(ИСХОДНЫЙ ТЕКСТ):
>>>
В настоящий момент этот чертеж (здесь — метагеографический), проект — отсутствует. Образ страны утрачен. Есть территория, статистический феномен, последовательность часовых поясов, но никак не пространство в полном смысле слова (пространство в слове: космос, не хаос). Отсюда — существенная необходимость в гуманитарной экспедиции, одной из задач которой был бы поиск или восстановление на новом уровне базовой российской метафоры.
Ведущий рубрики Андрей БАЛДИН
1 Punto fijo (исп. исходная точка) — понятие, возникшее в правление Филиппа II Испанского, в эпоху, названную позднее временем Великих географических открытий. По преданию, помимо богатств, вывозимых из испанских колоний для избавления государства от банкротства, Филипп был озабочен поиском этой сакральной точки соприкосновения земли с раем. Точки, вычисляемой в Средние века и пристально искомой в эпоху барокко. Через нее проходит заветная дуга, ребро (грудной клетки глобуса), из которого сотворена была впоследствии смертная человеческая стихия.- Г. Г.
2 Rota philosophica (лат. колесо философов) — алхимическое понятие, первый раз встречающееся у Рипли (ум. 1490). Наиболее полно соответствует понятию колеса творения.- Г. Г.
3 Artis auriferae (лат. искусство преобразования золота) — спекулятивный сборник текстов, изданный в 1593 г. Излагал основные понятия средневековой алхимии.- Г. Г.
4 Aurora consurgens (лат. заря восходящая) — трактат, рукописная копия обнаружена в монастыре Рейнау, глоссирует Священное Писание, в частности, книгу Притч Соломоновых и Песнь Песней как аллегорию алхимического Opus magnum (Великое деяние).- Г. Г.
5 Obris mundi (лат. круг мира) — общее название географических описаний мира, возникших в классическую римскую эпоху и широко используемых в Западной Европе в Средние века.- Г. Г.
6 «После того, как я оставил устье <Ориноко>, морское течение стало настолько сильным, что при слабом ветре за время от утренней мессы до вечерней молитвы было пройдено 65 миль, из чего следует, что в южном направлении путь идет в гору, а в северном — с горы» (перевод М. Горлина).
7 Аутопойесис — рефлексия, осмысление собственных поэтических, художественных образов.
Геопойесис — осмысление собственных образов в контексте земного пространства.
<<<
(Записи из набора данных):
>>>
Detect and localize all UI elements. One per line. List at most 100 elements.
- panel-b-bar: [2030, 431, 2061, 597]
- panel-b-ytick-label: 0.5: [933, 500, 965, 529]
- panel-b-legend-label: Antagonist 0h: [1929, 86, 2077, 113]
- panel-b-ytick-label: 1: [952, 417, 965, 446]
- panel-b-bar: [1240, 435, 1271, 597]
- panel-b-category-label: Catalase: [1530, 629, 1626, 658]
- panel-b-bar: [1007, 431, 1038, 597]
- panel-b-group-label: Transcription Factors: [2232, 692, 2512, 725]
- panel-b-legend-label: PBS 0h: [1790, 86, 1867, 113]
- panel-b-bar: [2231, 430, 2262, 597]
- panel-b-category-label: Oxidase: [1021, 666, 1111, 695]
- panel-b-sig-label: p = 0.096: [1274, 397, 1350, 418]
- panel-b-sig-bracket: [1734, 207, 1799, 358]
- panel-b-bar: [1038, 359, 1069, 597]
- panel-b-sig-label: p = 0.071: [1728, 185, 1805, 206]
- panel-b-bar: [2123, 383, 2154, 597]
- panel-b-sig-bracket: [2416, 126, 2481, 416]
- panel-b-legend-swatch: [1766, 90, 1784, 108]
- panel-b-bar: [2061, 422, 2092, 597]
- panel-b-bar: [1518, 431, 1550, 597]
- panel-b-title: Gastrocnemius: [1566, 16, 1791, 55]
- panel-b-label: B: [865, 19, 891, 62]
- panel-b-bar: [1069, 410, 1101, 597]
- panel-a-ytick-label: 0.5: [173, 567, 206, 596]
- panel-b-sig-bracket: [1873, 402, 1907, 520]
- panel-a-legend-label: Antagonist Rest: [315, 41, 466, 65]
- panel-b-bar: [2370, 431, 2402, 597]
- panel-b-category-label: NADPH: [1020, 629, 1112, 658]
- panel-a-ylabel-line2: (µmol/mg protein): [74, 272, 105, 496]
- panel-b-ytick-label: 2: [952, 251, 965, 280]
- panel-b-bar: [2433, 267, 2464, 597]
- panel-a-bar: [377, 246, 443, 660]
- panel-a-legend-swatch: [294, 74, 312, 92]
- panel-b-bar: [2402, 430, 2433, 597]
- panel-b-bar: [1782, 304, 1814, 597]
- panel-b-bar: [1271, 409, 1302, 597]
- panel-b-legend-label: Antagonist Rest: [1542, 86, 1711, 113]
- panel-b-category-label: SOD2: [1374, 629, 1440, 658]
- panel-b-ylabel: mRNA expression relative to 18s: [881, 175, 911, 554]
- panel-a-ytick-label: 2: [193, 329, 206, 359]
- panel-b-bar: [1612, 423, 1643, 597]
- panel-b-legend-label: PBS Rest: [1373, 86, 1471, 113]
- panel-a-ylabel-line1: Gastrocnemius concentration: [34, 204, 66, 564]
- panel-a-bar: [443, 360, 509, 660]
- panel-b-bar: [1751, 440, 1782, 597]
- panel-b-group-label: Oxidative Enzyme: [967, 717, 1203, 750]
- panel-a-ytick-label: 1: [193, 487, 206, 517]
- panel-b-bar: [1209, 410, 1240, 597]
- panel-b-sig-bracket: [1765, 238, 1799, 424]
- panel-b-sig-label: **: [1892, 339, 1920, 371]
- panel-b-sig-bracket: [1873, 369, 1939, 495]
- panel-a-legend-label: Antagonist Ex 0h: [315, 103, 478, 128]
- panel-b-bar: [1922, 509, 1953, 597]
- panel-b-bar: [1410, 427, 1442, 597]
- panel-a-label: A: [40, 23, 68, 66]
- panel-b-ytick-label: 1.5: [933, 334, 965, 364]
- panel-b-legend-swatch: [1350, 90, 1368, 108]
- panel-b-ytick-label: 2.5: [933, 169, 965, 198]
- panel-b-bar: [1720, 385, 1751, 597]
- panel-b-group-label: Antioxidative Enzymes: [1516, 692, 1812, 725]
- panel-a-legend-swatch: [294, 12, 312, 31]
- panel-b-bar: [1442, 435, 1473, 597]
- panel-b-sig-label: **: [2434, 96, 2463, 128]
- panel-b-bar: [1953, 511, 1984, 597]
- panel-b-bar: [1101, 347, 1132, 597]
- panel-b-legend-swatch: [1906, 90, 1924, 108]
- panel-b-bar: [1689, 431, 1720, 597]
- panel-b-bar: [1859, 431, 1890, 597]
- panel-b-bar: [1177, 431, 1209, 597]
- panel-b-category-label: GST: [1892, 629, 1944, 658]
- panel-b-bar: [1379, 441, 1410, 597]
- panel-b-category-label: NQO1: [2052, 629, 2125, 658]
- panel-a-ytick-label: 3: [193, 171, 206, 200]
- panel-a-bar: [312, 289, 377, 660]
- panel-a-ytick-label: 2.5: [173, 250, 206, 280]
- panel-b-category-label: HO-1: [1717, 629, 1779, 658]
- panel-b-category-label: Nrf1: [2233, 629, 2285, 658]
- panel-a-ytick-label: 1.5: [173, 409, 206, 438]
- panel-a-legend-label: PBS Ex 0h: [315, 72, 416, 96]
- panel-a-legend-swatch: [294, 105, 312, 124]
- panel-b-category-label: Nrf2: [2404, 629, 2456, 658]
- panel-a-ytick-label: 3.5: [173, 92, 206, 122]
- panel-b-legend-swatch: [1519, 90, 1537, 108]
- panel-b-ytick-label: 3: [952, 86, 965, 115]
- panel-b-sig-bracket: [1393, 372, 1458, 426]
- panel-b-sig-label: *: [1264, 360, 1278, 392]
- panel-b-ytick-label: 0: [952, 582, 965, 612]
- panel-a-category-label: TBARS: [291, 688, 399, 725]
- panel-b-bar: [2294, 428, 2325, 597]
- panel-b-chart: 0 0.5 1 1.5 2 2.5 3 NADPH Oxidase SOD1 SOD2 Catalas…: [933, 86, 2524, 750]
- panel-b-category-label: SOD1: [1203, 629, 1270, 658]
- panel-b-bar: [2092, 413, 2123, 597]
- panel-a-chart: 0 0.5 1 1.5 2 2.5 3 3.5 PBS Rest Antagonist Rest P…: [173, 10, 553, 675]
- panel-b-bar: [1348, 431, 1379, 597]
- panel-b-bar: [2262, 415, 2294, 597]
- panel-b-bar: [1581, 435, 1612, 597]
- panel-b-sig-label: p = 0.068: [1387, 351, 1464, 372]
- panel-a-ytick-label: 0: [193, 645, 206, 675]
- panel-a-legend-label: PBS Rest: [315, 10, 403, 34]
<<<
(ЗАДАНИЕ): Допишете следующую часть текста о метагеографии и утраченном образе России, начав сразу после его последней строки?

(РЕЗУЛЬТАТ):
8 Термин относится к античным временам; его предложил директор Александрийской библиотеки Эратосфен. В III веке до н. э. он написал книгу под названием «Географика»; в нее были вложены карты, где он собрал все имеющиеся к тому времени сведения о Земле. Карты содержали сведения гипотетические: к примеру, на крайнем севере Эратосфен предполагал существование обитаемой земли, заселенной существами иной с человеком природы. Там же, в «Географике», для удержания в голове земной плоскости впервые была предложена сетка из вертикальных и горизонтальных линий, прообраз нынешних меридианов и параллелей.- А. Б.
9 Здесь мы видим город Библ, давший имя книге: «библос» по-гречески означал сложенный пополам лист папируса. Побережье Финикии располагалось как будто в корешке макро-книги: левая страница, море, было областью заката, «эбур», позже — Европой; правая олицетворяла восход, «ашу», Азию.- А. Б.
10 Они же Иванец Московский и Иван Москвитин. «Шарнир слова», его центр тяжести, остается в Москве.- Рустам Рахматуллин.
11 ПыЖи — участники проекта «Путевого Журнала». Согласно версии возвышенной, прочищают зрение перед выстрелом: взглядом в пространство. Также и слово должно расширить от состояния линеарного (звено в строке) — в объем.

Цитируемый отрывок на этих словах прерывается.